EXERCISE PROMPT
In the listing below, locate the lines that hold "screenshot" and copy them.

RECORD EXTRACTS
⁂
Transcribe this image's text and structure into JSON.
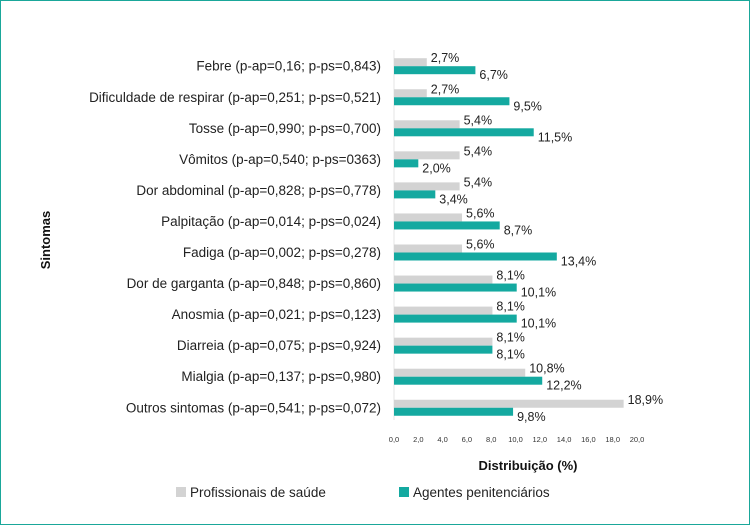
{
  "chart_data": {
    "type": "bar",
    "orientation": "horizontal",
    "ylabel": "Sintomas",
    "xlabel": "Distribuição (%)",
    "xlim": [
      0,
      20
    ],
    "xticks": [
      "0,0",
      "2,0",
      "4,0",
      "6,0",
      "8,0",
      "10,0",
      "12,0",
      "14,0",
      "16,0",
      "18,0",
      "20,0"
    ],
    "categories": [
      "Febre (p-ap=0,16; p-ps=0,843)",
      "Dificuldade de respirar (p-ap=0,251; p-ps=0,521)",
      "Tosse (p-ap=0,990; p-ps=0,700)",
      "Vômitos (p-ap=0,540; p-ps=0363)",
      "Dor abdominal (p-ap=0,828; p-ps=0,778)",
      "Palpitação (p-ap=0,014; p-ps=0,024)",
      "Fadiga (p-ap=0,002; p-ps=0,278)",
      "Dor de garganta (p-ap=0,848; p-ps=0,860)",
      "Anosmia (p-ap=0,021; p-ps=0,123)",
      "Diarreia (p-ap=0,075; p-ps=0,924)",
      "Mialgia (p-ap=0,137; p-ps=0,980)",
      "Outros sintomas (p-ap=0,541; p-ps=0,072)"
    ],
    "series": [
      {
        "name": "Profissionais de saúde",
        "color": "#d3d3d3",
        "values": [
          2.7,
          2.7,
          5.4,
          5.4,
          5.4,
          5.6,
          5.6,
          8.1,
          8.1,
          8.1,
          10.8,
          18.9
        ],
        "labels": [
          "2,7%",
          "2,7%",
          "5,4%",
          "5,4%",
          "5,4%",
          "5,6%",
          "5,6%",
          "8,1%",
          "8,1%",
          "8,1%",
          "10,8%",
          "18,9%"
        ]
      },
      {
        "name": "Agentes penitenciários",
        "color": "#14a9a0",
        "values": [
          6.7,
          9.5,
          11.5,
          2.0,
          3.4,
          8.7,
          13.4,
          10.1,
          10.1,
          8.1,
          12.2,
          9.8
        ],
        "labels": [
          "6,7%",
          "9,5%",
          "11,5%",
          "2,0%",
          "3,4%",
          "8,7%",
          "13,4%",
          "10,1%",
          "10,1%",
          "8,1%",
          "12,2%",
          "9,8%"
        ]
      }
    ],
    "grid": false,
    "legend_position": "bottom"
  }
}
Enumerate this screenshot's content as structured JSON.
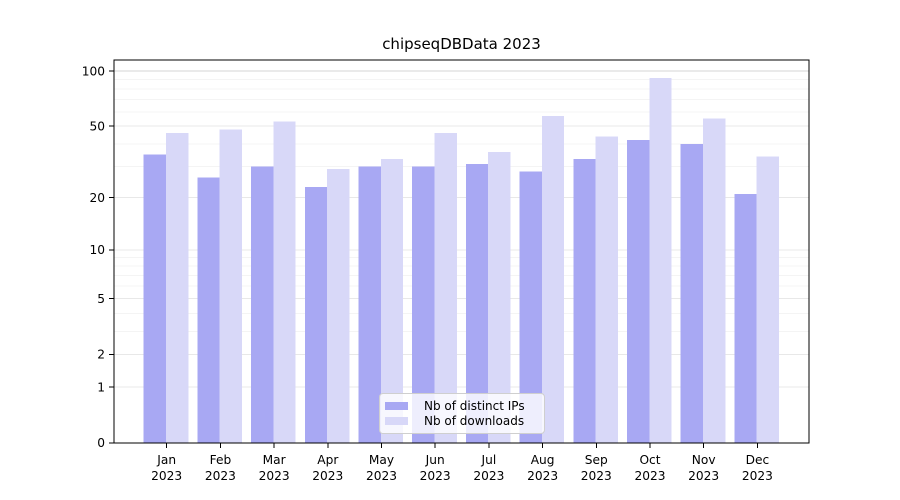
{
  "chart_data": {
    "type": "bar",
    "title": "chipseqDBData 2023",
    "categories": [
      {
        "month": "Jan",
        "year": "2023"
      },
      {
        "month": "Feb",
        "year": "2023"
      },
      {
        "month": "Mar",
        "year": "2023"
      },
      {
        "month": "Apr",
        "year": "2023"
      },
      {
        "month": "May",
        "year": "2023"
      },
      {
        "month": "Jun",
        "year": "2023"
      },
      {
        "month": "Jul",
        "year": "2023"
      },
      {
        "month": "Aug",
        "year": "2023"
      },
      {
        "month": "Sep",
        "year": "2023"
      },
      {
        "month": "Oct",
        "year": "2023"
      },
      {
        "month": "Nov",
        "year": "2023"
      },
      {
        "month": "Dec",
        "year": "2023"
      }
    ],
    "series": [
      {
        "name": "Nb of distinct IPs",
        "color": "#a8a8f3",
        "values": [
          35,
          26,
          30,
          23,
          30,
          30,
          31,
          28,
          33,
          42,
          40,
          21
        ]
      },
      {
        "name": "Nb of downloads",
        "color": "#d8d8f8",
        "values": [
          46,
          48,
          53,
          29,
          33,
          46,
          36,
          57,
          44,
          92,
          55,
          34
        ]
      }
    ],
    "xlabel": "",
    "ylabel": "",
    "yscale": "log1p",
    "yticks": [
      0,
      1,
      2,
      5,
      10,
      20,
      50,
      100
    ],
    "minor_yticks": [
      3,
      4,
      6,
      7,
      8,
      9,
      30,
      40,
      60,
      70,
      80,
      90
    ],
    "ylim": [
      0,
      115
    ],
    "grid": "horizontal",
    "legend_position": "lower center"
  },
  "colors": {
    "background": "#ffffff",
    "axis": "#000000",
    "text": "#000000",
    "grid_major": "#e8e8e8",
    "grid_minor": "#f4f4f4",
    "grid_emphasis": "#d4d4d4"
  }
}
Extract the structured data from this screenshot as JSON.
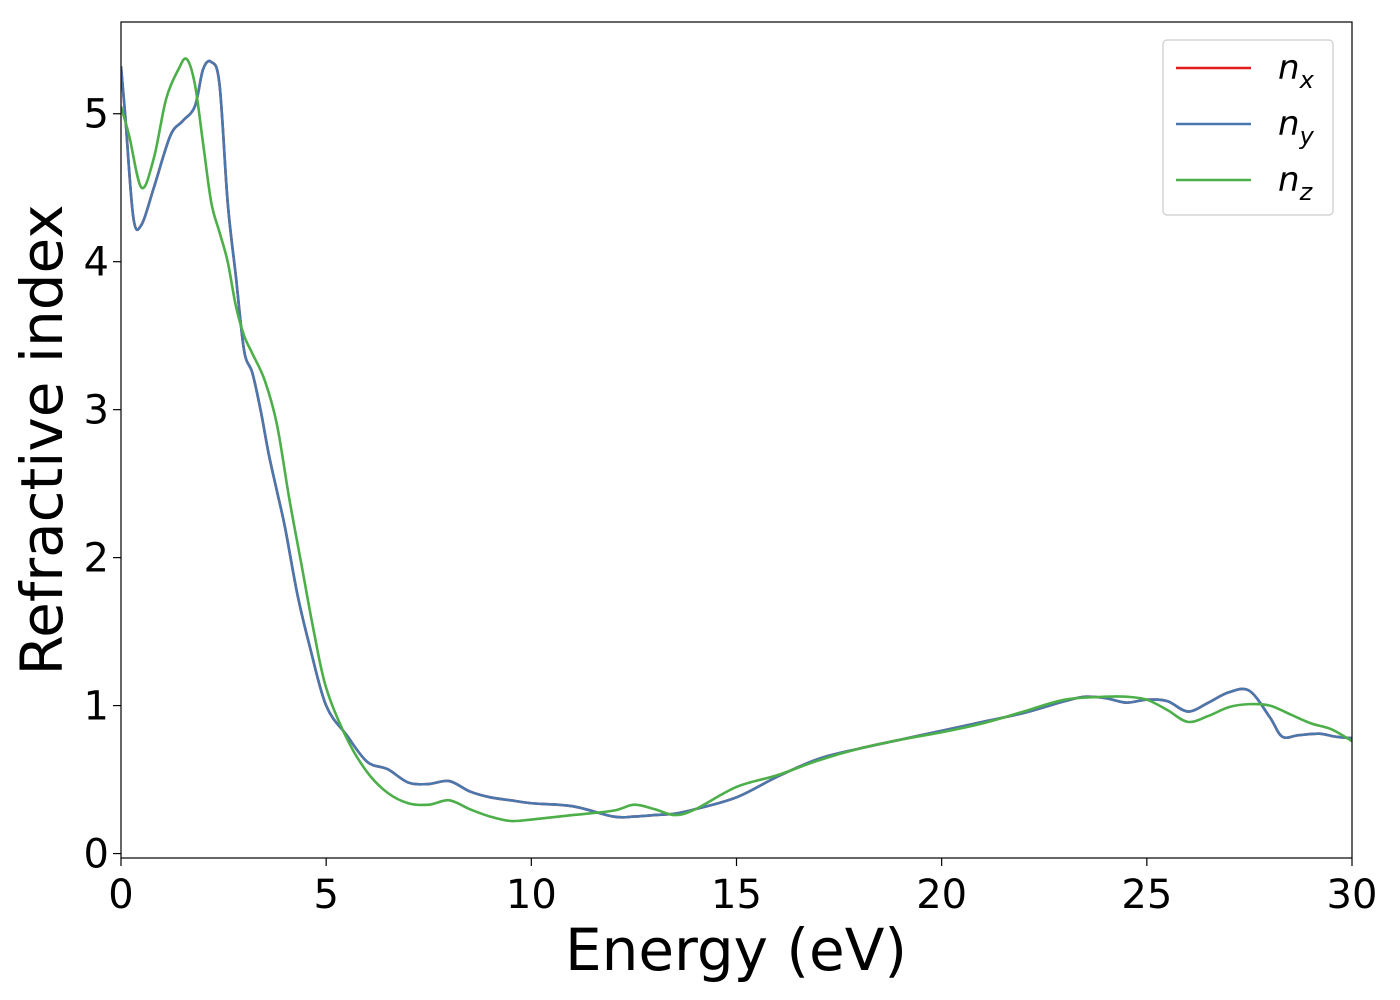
{
  "chart_data": {
    "type": "line",
    "title": "",
    "xlabel": "Energy (eV)",
    "ylabel": "Refractive index",
    "xlim": [
      0,
      30
    ],
    "ylim": [
      -0.03,
      5.62
    ],
    "xticks": [
      0,
      5,
      10,
      15,
      20,
      25,
      30
    ],
    "yticks": [
      0,
      1,
      2,
      3,
      4,
      5
    ],
    "grid": false,
    "legend_position": "top-right",
    "series": [
      {
        "name": "n",
        "subscript": "x",
        "color": "#e41a1c",
        "x": [
          0,
          0.1,
          0.3,
          0.5,
          0.8,
          1.2,
          1.5,
          1.8,
          2.0,
          2.2,
          2.4,
          2.6,
          2.8,
          3.0,
          3.2,
          3.4,
          3.6,
          3.8,
          4.0,
          4.3,
          4.6,
          5.0,
          5.5,
          6.0,
          6.5,
          7.0,
          7.5,
          8.0,
          8.5,
          9.0,
          9.5,
          10.0,
          11.0,
          12.0,
          12.5,
          13.0,
          13.5,
          14.0,
          15.0,
          16.0,
          17.0,
          18.0,
          19.0,
          20.0,
          21.0,
          22.0,
          23.0,
          23.5,
          24.0,
          24.5,
          25.0,
          25.5,
          26.0,
          26.5,
          27.0,
          27.5,
          28.0,
          28.3,
          28.7,
          29.2,
          29.6,
          30.0
        ],
        "y": [
          5.32,
          5.0,
          4.3,
          4.25,
          4.5,
          4.85,
          4.95,
          5.05,
          5.3,
          5.35,
          5.2,
          4.4,
          3.9,
          3.4,
          3.25,
          3.0,
          2.7,
          2.45,
          2.2,
          1.75,
          1.4,
          1.0,
          0.8,
          0.62,
          0.57,
          0.48,
          0.47,
          0.49,
          0.42,
          0.38,
          0.36,
          0.34,
          0.32,
          0.25,
          0.25,
          0.26,
          0.27,
          0.3,
          0.38,
          0.52,
          0.64,
          0.71,
          0.77,
          0.83,
          0.89,
          0.95,
          1.03,
          1.06,
          1.05,
          1.02,
          1.04,
          1.03,
          0.96,
          1.02,
          1.09,
          1.1,
          0.92,
          0.79,
          0.8,
          0.81,
          0.79,
          0.78
        ]
      },
      {
        "name": "n",
        "subscript": "y",
        "color": "#4878ad",
        "x": [
          0,
          0.1,
          0.3,
          0.5,
          0.8,
          1.2,
          1.5,
          1.8,
          2.0,
          2.2,
          2.4,
          2.6,
          2.8,
          3.0,
          3.2,
          3.4,
          3.6,
          3.8,
          4.0,
          4.3,
          4.6,
          5.0,
          5.5,
          6.0,
          6.5,
          7.0,
          7.5,
          8.0,
          8.5,
          9.0,
          9.5,
          10.0,
          11.0,
          12.0,
          12.5,
          13.0,
          13.5,
          14.0,
          15.0,
          16.0,
          17.0,
          18.0,
          19.0,
          20.0,
          21.0,
          22.0,
          23.0,
          23.5,
          24.0,
          24.5,
          25.0,
          25.5,
          26.0,
          26.5,
          27.0,
          27.5,
          28.0,
          28.3,
          28.7,
          29.2,
          29.6,
          30.0
        ],
        "y": [
          5.32,
          5.0,
          4.3,
          4.25,
          4.5,
          4.85,
          4.95,
          5.05,
          5.3,
          5.35,
          5.2,
          4.4,
          3.9,
          3.4,
          3.25,
          3.0,
          2.7,
          2.45,
          2.2,
          1.75,
          1.4,
          1.0,
          0.8,
          0.62,
          0.57,
          0.48,
          0.47,
          0.49,
          0.42,
          0.38,
          0.36,
          0.34,
          0.32,
          0.25,
          0.25,
          0.26,
          0.27,
          0.3,
          0.38,
          0.52,
          0.64,
          0.71,
          0.77,
          0.83,
          0.89,
          0.95,
          1.03,
          1.06,
          1.05,
          1.02,
          1.04,
          1.03,
          0.96,
          1.02,
          1.09,
          1.1,
          0.92,
          0.79,
          0.8,
          0.81,
          0.79,
          0.78
        ]
      },
      {
        "name": "n",
        "subscript": "z",
        "color": "#4daf4a",
        "x": [
          0,
          0.2,
          0.5,
          0.8,
          1.1,
          1.4,
          1.6,
          1.8,
          2.0,
          2.2,
          2.4,
          2.6,
          2.8,
          3.0,
          3.2,
          3.5,
          3.8,
          4.1,
          4.4,
          4.7,
          5.0,
          5.5,
          6.0,
          6.5,
          7.0,
          7.5,
          8.0,
          8.5,
          9.0,
          9.5,
          10.0,
          11.0,
          12.0,
          12.5,
          13.0,
          13.5,
          14.0,
          15.0,
          16.0,
          17.0,
          18.0,
          19.0,
          20.0,
          21.0,
          22.0,
          23.0,
          24.0,
          24.5,
          25.0,
          25.5,
          26.0,
          26.5,
          27.0,
          27.5,
          28.0,
          28.5,
          29.0,
          29.5,
          30.0
        ],
        "y": [
          5.05,
          4.85,
          4.5,
          4.7,
          5.1,
          5.3,
          5.37,
          5.2,
          4.8,
          4.4,
          4.2,
          4.0,
          3.7,
          3.5,
          3.38,
          3.2,
          2.9,
          2.4,
          1.95,
          1.5,
          1.12,
          0.78,
          0.55,
          0.41,
          0.34,
          0.33,
          0.36,
          0.3,
          0.25,
          0.22,
          0.23,
          0.26,
          0.29,
          0.33,
          0.3,
          0.26,
          0.3,
          0.45,
          0.53,
          0.63,
          0.71,
          0.77,
          0.82,
          0.88,
          0.96,
          1.04,
          1.06,
          1.06,
          1.04,
          0.97,
          0.89,
          0.93,
          0.99,
          1.01,
          1.0,
          0.94,
          0.88,
          0.84,
          0.76
        ]
      }
    ]
  }
}
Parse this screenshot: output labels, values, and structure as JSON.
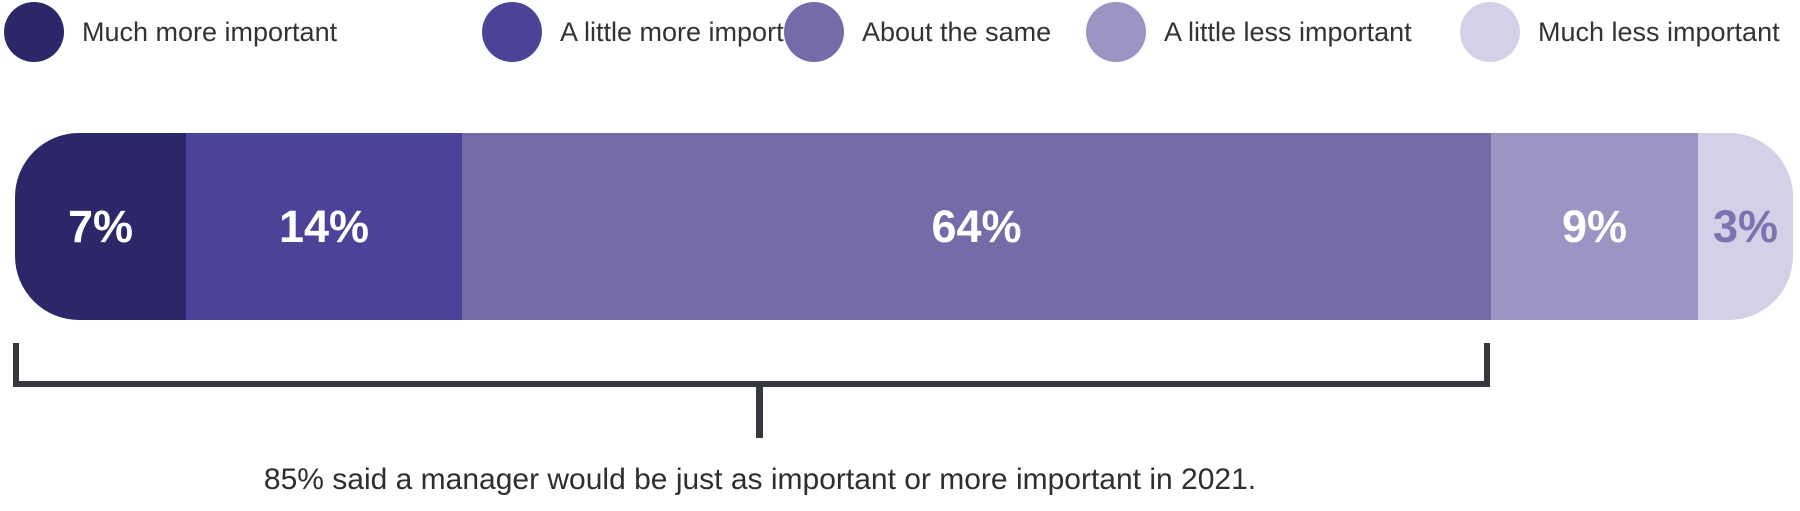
{
  "legend": {
    "items": [
      {
        "label": "Much more important",
        "color": "#2b2768"
      },
      {
        "label": "A little more important",
        "color": "#4b4398"
      },
      {
        "label": "About the same",
        "color": "#746ca9"
      },
      {
        "label": "A little less important",
        "color": "#9c95c4"
      },
      {
        "label": "Much less important",
        "color": "#d3d0e8"
      }
    ]
  },
  "bar": {
    "segments": [
      {
        "label": "7%",
        "value": 7,
        "color": "#2b2768",
        "label_color": "#ffffff"
      },
      {
        "label": "14%",
        "value": 14,
        "color": "#4b4398",
        "label_color": "#ffffff"
      },
      {
        "label": "64%",
        "value": 64,
        "color": "#746ca9",
        "label_color": "#ffffff"
      },
      {
        "label": "9%",
        "value": 9,
        "color": "#9c95c4",
        "label_color": "#ffffff"
      },
      {
        "label": "3%",
        "value": 3,
        "color": "#d3d0e8",
        "label_color": "#7b74ae"
      }
    ]
  },
  "annotation": {
    "text": "85% said a manager would be just as important or more important in 2021.",
    "bracket_color": "#35383c"
  },
  "chart_data": {
    "type": "bar",
    "subtype": "horizontal-stacked",
    "categories": [
      "Much more important",
      "A little more important",
      "About the same",
      "A little less important",
      "Much less important"
    ],
    "values": [
      7,
      14,
      64,
      9,
      3
    ],
    "unit": "%",
    "colors": [
      "#2b2768",
      "#4b4398",
      "#746ca9",
      "#9c95c4",
      "#d3d0e8"
    ],
    "legend_position": "top",
    "data_labels": [
      "7%",
      "14%",
      "64%",
      "9%",
      "3%"
    ],
    "annotation": {
      "text": "85% said a manager would be just as important or more important in 2021.",
      "span_categories": [
        "Much more important",
        "A little more important",
        "About the same"
      ],
      "span_total_percent": 85
    }
  }
}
⁂
FULL OUTPUT
Enumerate this screenshot's content as structured JSON.
Extract the structured data from this screenshot as JSON.
Parse this screenshot: output labels, values, and structure as JSON.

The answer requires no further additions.